* Consigne *
Recopiez les entrées depuis le début jusqu'à la ligne contenant « fraction-icon: Bh 3 (218, 252, 261, 308) », celle-ci comprise, en substituant « image » à « screenshot » et en laissant tout le reste intact.

Enregistrements
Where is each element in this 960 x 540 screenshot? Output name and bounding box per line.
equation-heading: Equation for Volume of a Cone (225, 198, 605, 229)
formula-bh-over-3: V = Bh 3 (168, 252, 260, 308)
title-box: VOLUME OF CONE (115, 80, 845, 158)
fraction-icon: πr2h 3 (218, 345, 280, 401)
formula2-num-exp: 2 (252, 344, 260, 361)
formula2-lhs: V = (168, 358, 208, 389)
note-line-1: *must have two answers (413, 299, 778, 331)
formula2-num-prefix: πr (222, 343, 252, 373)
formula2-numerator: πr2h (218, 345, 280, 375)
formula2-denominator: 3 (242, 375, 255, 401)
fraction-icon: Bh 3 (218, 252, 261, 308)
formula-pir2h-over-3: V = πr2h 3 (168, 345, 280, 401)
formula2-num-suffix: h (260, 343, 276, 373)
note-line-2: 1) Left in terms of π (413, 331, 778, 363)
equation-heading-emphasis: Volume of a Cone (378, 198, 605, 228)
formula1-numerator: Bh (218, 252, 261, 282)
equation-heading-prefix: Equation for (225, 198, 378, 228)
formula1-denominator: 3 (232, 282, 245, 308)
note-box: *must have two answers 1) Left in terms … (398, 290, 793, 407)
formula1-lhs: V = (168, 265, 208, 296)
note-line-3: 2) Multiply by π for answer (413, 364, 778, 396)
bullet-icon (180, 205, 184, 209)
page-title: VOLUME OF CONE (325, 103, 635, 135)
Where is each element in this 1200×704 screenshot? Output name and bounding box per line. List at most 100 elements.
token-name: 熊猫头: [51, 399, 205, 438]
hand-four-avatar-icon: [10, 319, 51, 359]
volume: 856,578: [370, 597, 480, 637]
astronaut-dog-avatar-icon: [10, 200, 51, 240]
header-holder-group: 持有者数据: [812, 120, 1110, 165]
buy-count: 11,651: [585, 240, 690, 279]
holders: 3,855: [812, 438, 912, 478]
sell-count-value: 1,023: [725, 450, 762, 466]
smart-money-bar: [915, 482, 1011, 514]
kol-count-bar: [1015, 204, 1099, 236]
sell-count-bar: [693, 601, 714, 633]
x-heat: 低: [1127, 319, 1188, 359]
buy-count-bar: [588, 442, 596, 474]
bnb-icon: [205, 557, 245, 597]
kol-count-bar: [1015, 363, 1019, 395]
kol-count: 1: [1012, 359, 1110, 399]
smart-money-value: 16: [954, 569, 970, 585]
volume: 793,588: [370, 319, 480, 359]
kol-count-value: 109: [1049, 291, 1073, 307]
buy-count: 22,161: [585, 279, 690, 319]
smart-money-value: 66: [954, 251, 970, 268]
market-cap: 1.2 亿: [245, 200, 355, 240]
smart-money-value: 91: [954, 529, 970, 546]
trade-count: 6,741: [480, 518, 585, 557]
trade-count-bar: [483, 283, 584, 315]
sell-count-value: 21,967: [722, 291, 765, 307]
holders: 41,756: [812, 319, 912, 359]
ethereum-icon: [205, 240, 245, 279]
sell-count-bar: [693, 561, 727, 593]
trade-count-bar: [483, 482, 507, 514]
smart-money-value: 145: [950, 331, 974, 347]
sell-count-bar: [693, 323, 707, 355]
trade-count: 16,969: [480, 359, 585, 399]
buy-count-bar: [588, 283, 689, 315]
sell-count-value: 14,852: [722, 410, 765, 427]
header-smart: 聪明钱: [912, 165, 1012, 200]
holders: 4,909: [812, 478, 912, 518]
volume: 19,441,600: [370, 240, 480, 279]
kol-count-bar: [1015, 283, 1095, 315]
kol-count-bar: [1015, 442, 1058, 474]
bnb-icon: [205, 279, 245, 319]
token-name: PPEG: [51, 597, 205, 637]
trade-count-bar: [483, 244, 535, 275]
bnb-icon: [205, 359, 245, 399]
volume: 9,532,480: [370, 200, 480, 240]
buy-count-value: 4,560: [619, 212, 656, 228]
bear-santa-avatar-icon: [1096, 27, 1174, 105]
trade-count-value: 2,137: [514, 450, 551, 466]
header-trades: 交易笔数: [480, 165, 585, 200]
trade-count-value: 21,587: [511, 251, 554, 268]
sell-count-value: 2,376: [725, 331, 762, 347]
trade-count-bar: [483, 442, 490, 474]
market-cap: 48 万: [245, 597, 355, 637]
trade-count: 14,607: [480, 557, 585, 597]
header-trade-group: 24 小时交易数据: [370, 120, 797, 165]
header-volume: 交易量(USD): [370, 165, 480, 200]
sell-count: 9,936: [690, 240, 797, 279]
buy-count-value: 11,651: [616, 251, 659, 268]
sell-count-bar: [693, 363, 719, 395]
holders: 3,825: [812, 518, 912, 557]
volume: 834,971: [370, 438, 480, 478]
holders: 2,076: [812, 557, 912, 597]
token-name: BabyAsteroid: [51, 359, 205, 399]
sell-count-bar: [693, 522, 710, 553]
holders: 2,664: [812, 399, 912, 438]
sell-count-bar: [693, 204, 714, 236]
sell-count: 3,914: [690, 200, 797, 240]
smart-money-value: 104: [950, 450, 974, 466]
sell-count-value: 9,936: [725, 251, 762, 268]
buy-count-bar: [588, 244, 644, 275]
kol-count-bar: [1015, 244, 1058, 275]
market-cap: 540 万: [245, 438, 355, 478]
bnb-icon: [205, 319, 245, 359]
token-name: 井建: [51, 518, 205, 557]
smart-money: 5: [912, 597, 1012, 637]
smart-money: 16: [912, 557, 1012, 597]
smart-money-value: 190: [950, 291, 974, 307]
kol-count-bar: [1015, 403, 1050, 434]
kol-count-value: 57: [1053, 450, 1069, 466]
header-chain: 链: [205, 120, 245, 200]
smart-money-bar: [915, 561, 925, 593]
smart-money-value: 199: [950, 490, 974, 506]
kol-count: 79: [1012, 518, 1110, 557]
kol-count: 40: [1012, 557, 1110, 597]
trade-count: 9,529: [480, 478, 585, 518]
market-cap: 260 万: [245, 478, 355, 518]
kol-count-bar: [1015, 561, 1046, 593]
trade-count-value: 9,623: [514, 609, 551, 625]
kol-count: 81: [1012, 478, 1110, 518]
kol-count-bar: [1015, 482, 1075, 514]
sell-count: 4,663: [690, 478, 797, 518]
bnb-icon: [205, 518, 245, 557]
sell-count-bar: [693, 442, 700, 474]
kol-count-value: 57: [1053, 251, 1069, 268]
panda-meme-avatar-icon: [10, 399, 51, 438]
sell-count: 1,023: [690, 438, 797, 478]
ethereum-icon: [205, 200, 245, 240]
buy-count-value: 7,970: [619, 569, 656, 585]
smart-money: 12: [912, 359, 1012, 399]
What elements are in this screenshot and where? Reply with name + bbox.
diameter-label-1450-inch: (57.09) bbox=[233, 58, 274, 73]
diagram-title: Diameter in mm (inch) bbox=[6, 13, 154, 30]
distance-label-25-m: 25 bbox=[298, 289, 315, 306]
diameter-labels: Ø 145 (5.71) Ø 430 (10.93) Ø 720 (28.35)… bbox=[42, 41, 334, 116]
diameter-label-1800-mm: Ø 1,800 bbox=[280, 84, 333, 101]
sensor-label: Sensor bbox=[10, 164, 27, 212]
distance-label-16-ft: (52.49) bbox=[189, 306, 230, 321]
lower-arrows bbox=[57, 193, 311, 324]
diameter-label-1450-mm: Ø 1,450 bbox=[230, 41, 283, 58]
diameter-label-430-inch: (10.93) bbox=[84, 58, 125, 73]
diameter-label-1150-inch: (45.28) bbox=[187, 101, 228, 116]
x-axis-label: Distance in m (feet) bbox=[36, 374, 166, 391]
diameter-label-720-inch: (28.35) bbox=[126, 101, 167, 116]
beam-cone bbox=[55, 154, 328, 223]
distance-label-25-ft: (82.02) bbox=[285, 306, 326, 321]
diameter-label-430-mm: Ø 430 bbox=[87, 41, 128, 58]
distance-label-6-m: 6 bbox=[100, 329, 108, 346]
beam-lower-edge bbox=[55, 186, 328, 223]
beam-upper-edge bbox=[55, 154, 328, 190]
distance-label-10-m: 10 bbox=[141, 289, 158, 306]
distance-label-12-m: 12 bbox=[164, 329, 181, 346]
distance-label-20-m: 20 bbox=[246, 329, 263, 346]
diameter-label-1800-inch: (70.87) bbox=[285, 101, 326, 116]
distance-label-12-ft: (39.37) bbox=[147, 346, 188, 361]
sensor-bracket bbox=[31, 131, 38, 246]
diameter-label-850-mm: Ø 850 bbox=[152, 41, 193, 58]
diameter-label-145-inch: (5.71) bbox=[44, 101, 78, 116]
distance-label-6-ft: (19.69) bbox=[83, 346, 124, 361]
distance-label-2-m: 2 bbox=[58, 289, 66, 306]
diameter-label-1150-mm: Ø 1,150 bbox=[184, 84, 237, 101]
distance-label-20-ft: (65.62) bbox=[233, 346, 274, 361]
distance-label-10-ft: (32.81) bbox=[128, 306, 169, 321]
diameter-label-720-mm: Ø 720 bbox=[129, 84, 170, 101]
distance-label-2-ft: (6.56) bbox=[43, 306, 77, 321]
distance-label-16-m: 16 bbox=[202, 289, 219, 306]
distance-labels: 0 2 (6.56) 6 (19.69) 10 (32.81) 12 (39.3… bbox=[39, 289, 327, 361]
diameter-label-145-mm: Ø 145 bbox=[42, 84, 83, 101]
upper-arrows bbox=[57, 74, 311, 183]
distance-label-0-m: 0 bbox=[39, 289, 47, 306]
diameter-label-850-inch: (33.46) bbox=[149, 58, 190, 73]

* Réponse attendue *
Where is each element in this 960 x 540 image? Output name and bounding box per line.
equation-heading: Equation for Volume of a Cone (225, 198, 605, 229)
formula-bh-over-3: V = Bh 3 (168, 252, 260, 308)
title-box: VOLUME OF CONE (115, 80, 845, 158)
fraction-icon: πr2h 3 (218, 345, 280, 401)
formula2-num-exp: 2 (252, 344, 260, 361)
formula2-lhs: V = (168, 358, 208, 389)
note-line-1: *must have two answers (413, 299, 778, 331)
formula2-num-prefix: πr (222, 343, 252, 373)
formula2-numerator: πr2h (218, 345, 280, 375)
formula2-denominator: 3 (242, 375, 255, 401)
fraction-icon: Bh 3 (218, 252, 261, 308)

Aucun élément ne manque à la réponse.